EXERCICE -
Recopiez mot pour mot l'intégralité du texte consacré aux chartes départementales.

TEXTE À LIRE -
Les chartes départementales : concertation et Covid-19
Une charte peut ne concerner qu’une utilisation spécifique de produits phytosanitaires et peut être ciblée sur une activité ou une filière agricole particulières. Le décret du 27 décembre 2019 prévoit que les organisations qui élaborent les projets de charte soumettent ces derniers à une concertation publique.
La concertation s’effectue avec les riverains entrant dans le périmètre de la charte ou leurs représentants, ainsi que les associations de défense des intérêts collectifs des habitants dont le périmètre d’action géographique correspond à celui du projet de charte. Les maires des communes concernées et l’association des maires du département sont associés à la concertation.
L’organisation à l’origine de la charte publie la charte issue de la concertation sur au moins un site internet dans un délai de 2 mois après la fin de la concertation.
Avant son approbation par le Préfet, la charte transmise par les utilisateurs est évaluée sur le caractère conforme et adapté des engagements qu’elle prévoit. L’approbation se matérialise par la publication du document sur le site internet de la Préfecture. C’est donc sur le site de la préfecture que chacun peut prendre connaissance des chartes approuvées et donc publiées.
Compte-tenu de la difficulté à mener la concertation publique, dans le contexte en cours de la crise Covid19, les utilisateurs engagés dans un projet de charte pour lequel les organisateurs s’engagent à mener la concertation dès que le contexte Covid19 le permettra, peuvent, dans l’attente de l’approbation de la charte et jusqu’au 30 juin 2020, appliquer les réductions de distance selon les modalités prévues par l’arrêté du 27 décembre 2019 (réduction des distances à 5 et 3 mètres si les agriculteurs utilisent un matériel performant (défini par arrêté ministériel).
Cela ne concerne pas les viticulteurs sans charte ou avec une charte dont la concertation n’a pas débuté, qui ne peuvent donc pas traiter à moins de 10 mètres des habitations et lieux protégés.

(Enregistrements de données)
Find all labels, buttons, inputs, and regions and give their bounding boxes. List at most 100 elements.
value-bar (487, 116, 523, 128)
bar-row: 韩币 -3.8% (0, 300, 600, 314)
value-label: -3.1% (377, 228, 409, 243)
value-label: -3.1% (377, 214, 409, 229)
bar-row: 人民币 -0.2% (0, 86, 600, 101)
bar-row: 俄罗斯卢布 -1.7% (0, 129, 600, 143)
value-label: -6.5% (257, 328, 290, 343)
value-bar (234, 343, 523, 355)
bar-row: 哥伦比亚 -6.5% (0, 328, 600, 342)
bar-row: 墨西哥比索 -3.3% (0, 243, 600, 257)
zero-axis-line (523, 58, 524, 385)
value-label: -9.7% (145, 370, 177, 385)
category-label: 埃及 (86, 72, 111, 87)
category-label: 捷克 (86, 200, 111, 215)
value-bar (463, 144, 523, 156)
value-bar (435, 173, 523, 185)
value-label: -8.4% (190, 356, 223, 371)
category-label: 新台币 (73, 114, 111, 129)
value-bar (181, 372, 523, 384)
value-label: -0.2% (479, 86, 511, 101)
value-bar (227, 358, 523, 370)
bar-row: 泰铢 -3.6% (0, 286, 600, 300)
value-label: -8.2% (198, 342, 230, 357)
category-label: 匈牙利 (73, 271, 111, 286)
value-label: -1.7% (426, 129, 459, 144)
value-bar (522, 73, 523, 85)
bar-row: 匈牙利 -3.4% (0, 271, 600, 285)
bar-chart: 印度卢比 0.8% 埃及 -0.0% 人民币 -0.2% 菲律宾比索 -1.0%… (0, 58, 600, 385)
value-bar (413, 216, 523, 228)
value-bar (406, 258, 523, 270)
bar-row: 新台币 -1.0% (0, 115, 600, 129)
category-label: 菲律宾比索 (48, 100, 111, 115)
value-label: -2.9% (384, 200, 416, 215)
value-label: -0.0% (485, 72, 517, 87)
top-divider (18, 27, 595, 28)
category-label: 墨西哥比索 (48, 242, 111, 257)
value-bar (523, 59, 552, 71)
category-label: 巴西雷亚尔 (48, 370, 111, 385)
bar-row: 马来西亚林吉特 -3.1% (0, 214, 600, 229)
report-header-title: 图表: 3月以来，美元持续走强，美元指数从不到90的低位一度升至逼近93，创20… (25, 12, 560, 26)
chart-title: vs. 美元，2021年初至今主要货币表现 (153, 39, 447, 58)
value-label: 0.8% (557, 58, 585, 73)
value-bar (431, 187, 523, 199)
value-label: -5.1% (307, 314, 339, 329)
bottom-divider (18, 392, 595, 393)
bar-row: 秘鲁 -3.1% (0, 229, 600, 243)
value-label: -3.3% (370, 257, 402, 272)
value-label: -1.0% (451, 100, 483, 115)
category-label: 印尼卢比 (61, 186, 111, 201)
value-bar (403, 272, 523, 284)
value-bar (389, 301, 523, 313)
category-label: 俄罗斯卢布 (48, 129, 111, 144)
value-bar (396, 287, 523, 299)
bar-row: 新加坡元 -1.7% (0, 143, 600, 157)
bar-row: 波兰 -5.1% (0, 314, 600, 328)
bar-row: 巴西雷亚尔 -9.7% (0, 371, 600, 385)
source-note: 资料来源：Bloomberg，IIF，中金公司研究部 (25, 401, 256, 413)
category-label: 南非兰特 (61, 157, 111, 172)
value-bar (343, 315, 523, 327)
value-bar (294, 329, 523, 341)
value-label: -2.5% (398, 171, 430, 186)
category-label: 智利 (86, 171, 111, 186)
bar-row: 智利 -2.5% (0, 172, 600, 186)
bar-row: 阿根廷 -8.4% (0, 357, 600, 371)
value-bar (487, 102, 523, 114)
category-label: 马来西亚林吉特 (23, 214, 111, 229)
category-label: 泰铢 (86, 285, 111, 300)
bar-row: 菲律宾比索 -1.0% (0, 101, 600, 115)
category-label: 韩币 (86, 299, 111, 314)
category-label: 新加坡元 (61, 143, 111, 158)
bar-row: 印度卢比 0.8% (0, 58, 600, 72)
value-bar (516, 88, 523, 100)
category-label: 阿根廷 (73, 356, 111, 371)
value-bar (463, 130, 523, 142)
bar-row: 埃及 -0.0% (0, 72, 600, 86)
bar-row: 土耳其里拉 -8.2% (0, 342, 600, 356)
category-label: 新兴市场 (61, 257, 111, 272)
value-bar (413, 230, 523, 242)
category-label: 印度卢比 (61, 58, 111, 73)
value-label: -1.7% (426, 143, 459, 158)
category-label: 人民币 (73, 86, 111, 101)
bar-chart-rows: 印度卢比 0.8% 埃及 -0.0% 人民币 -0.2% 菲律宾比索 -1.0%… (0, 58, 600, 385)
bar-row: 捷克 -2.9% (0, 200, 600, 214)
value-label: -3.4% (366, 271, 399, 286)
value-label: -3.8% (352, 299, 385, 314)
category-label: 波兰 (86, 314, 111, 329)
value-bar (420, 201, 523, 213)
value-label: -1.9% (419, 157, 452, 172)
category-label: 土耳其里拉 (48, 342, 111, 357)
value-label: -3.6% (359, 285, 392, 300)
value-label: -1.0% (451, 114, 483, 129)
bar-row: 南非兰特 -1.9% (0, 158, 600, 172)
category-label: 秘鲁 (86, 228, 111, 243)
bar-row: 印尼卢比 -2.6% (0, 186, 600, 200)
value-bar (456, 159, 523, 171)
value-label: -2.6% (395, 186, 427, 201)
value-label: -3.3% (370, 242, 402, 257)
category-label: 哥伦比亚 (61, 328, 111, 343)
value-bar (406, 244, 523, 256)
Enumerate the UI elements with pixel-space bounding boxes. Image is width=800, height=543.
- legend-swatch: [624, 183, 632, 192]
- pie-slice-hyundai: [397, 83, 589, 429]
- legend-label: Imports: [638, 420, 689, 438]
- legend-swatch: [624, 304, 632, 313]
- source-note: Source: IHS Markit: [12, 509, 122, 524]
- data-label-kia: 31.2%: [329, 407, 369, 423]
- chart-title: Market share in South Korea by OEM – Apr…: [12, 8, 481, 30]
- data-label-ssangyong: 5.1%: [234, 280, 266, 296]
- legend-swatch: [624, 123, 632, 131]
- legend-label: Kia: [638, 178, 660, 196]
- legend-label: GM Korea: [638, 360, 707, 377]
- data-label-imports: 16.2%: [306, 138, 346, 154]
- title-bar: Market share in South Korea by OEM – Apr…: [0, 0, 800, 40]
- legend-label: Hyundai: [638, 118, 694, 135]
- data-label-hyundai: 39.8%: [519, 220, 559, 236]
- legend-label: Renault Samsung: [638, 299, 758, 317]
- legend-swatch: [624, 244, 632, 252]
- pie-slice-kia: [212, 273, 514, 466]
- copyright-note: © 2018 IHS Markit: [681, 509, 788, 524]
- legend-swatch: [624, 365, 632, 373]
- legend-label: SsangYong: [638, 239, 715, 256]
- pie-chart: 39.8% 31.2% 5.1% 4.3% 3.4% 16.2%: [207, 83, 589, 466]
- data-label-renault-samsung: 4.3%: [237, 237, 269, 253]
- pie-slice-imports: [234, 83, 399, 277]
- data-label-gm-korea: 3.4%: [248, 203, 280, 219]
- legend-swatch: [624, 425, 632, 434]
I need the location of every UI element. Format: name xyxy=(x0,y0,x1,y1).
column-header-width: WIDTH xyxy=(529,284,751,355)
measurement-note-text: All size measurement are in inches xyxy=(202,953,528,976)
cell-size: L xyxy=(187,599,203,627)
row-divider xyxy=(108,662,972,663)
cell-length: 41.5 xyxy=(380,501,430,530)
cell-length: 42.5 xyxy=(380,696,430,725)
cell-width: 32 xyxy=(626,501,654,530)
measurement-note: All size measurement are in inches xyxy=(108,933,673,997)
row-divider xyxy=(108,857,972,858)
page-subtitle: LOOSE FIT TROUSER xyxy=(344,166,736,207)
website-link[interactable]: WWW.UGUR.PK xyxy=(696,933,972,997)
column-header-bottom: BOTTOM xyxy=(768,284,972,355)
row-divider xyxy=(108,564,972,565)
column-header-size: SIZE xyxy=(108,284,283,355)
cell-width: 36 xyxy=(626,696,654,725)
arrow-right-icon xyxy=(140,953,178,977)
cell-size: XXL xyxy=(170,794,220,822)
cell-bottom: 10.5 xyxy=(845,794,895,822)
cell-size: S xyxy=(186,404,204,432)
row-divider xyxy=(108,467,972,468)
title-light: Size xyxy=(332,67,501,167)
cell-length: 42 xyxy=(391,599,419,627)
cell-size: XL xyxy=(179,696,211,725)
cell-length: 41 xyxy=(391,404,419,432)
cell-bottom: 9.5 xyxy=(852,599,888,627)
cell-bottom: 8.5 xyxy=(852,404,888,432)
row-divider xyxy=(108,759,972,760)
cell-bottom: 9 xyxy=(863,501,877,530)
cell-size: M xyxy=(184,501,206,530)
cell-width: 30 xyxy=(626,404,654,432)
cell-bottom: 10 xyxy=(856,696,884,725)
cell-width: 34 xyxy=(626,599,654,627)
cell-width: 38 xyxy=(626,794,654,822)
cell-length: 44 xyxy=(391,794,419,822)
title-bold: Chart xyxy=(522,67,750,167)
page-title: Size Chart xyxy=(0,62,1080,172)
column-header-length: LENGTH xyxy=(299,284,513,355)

RÉSULTAT ATTENDU -
Les chartes départementales : concertation et Covid-19
Une charte peut ne concerner qu’une utilisation spécifique de produits phytosanitaires et peut être ciblée sur une activité ou une filière agricole particulières. Le décret du 27 décembre 2019 prévoit que les organisations qui élaborent les projets de charte soumettent ces derniers à une concertation publique.
La concertation s’effectue avec les riverains entrant dans le périmètre de la charte ou leurs représentants, ainsi que les associations de défense des intérêts collectifs des habitants dont le périmètre d’action géographique correspond à celui du projet de charte. Les maires des communes concernées et l’association des maires du département sont associés à la concertation.
L’organisation à l’origine de la charte publie la charte issue de la concertation sur au moins un site internet dans un délai de 2 mois après la fin de la concertation.
Avant son approbation par le Préfet, la charte transmise par les utilisateurs est évaluée sur le caractère conforme et adapté des engagements qu’elle prévoit. L’approbation se matérialise par la publication du document sur le site internet de la Préfecture. C’est donc sur le site de la préfecture que chacun peut prendre connaissance des chartes approuvées et donc publiées.
Compte-tenu de la difficulté à mener la concertation publique, dans le contexte en cours de la crise Covid19, les utilisateurs engagés dans un projet de charte pour lequel les organisateurs s’engagent à mener la concertation dès que le contexte Covid19 le permettra, peuvent, dans l’attente de l’approbation de la charte et jusqu’au 30 juin 2020, appliquer les réductions de distance selon les modalités prévues par l’arrêté du 27 décembre 2019 (réduction des distances à 5 et 3 mètres si les agriculteurs utilisent un matériel performant (défini par arrêté ministériel).
Cela ne concerne pas les viticulteurs sans charte ou avec une charte dont la concertation n’a pas débuté, qui ne peuvent donc pas traiter à moins de 10 mètres des habitations et lieux protégés.